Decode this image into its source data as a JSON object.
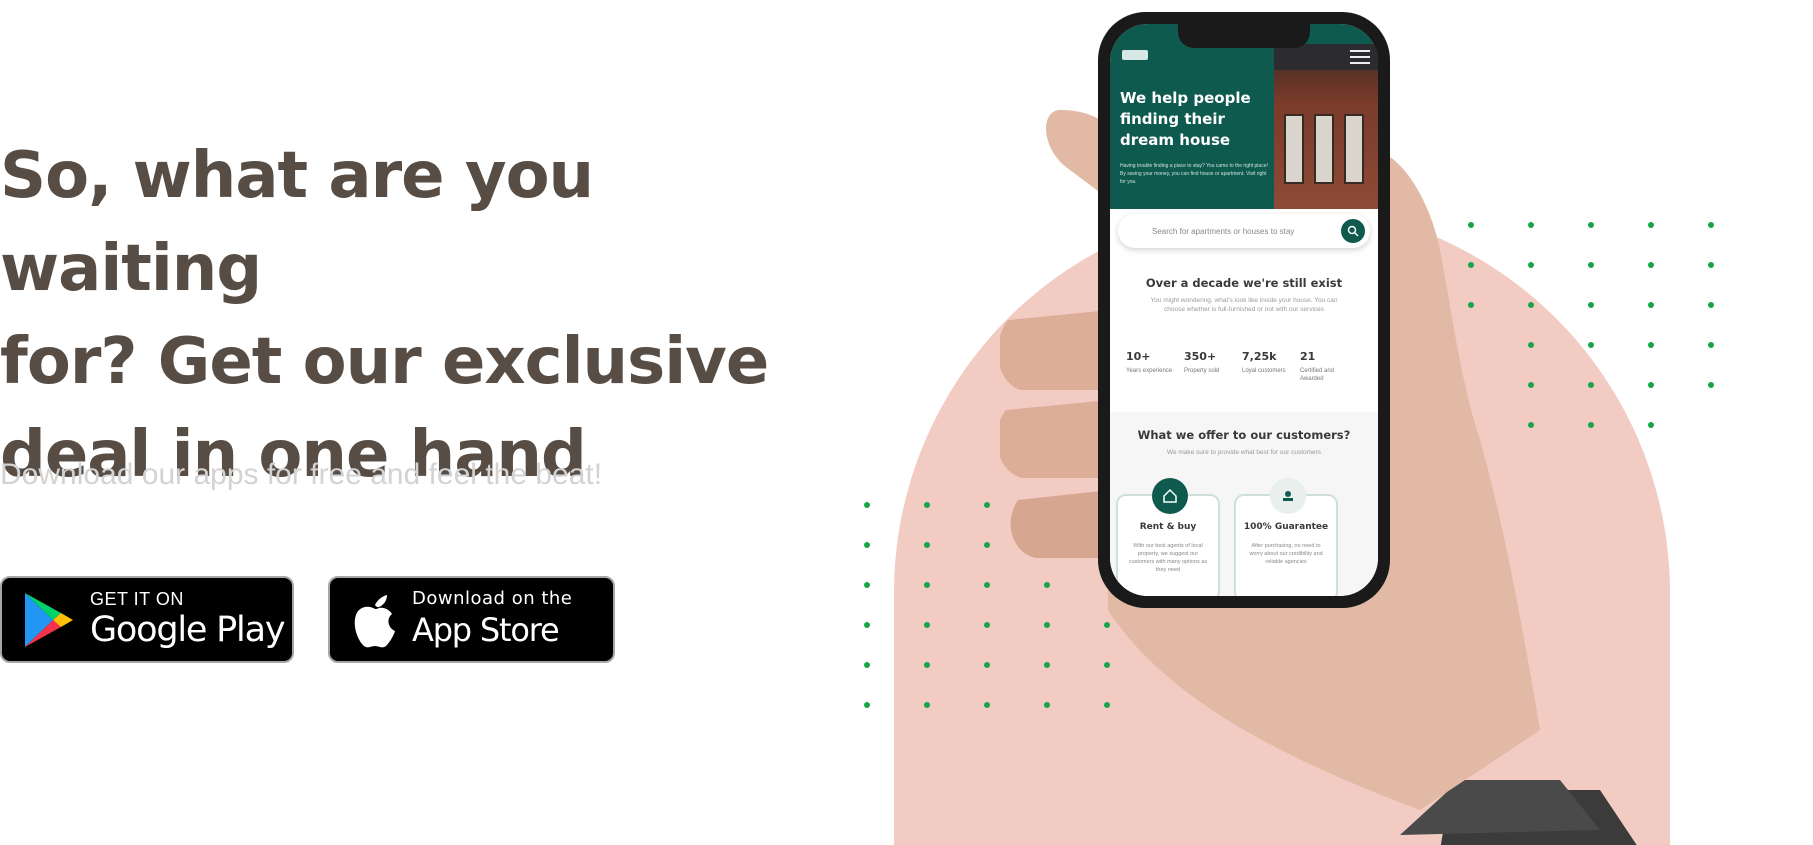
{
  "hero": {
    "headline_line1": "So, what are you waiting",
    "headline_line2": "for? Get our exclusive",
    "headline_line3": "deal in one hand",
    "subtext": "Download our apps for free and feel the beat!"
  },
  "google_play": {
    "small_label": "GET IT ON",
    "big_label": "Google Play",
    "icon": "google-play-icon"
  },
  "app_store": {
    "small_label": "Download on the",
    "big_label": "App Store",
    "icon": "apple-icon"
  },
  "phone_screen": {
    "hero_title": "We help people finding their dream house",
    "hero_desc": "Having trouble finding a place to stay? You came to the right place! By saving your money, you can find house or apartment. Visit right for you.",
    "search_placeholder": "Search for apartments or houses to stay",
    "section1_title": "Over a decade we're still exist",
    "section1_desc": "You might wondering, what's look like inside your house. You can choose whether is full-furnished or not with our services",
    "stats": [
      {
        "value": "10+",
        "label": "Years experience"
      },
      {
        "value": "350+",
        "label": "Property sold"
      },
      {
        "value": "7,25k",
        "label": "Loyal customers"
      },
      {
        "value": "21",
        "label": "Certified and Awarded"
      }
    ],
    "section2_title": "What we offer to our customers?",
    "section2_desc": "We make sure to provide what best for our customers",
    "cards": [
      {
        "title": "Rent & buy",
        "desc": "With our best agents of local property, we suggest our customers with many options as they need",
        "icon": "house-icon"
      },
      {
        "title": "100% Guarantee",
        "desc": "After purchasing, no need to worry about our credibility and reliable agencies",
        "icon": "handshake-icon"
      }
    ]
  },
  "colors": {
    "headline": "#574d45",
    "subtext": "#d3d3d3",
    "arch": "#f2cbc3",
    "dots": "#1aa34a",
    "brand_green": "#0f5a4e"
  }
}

————————

• _WORK TO DO_
Read through the data and copy every line where "stay" shows up.

• _RESULT BELOW_
    "hero_desc": "Having trouble finding a place to stay? You came to the right place! By saving your money, you can find house or apartment. Visit right for you.",
    "search_placeholder": "Search for apartments or houses to stay",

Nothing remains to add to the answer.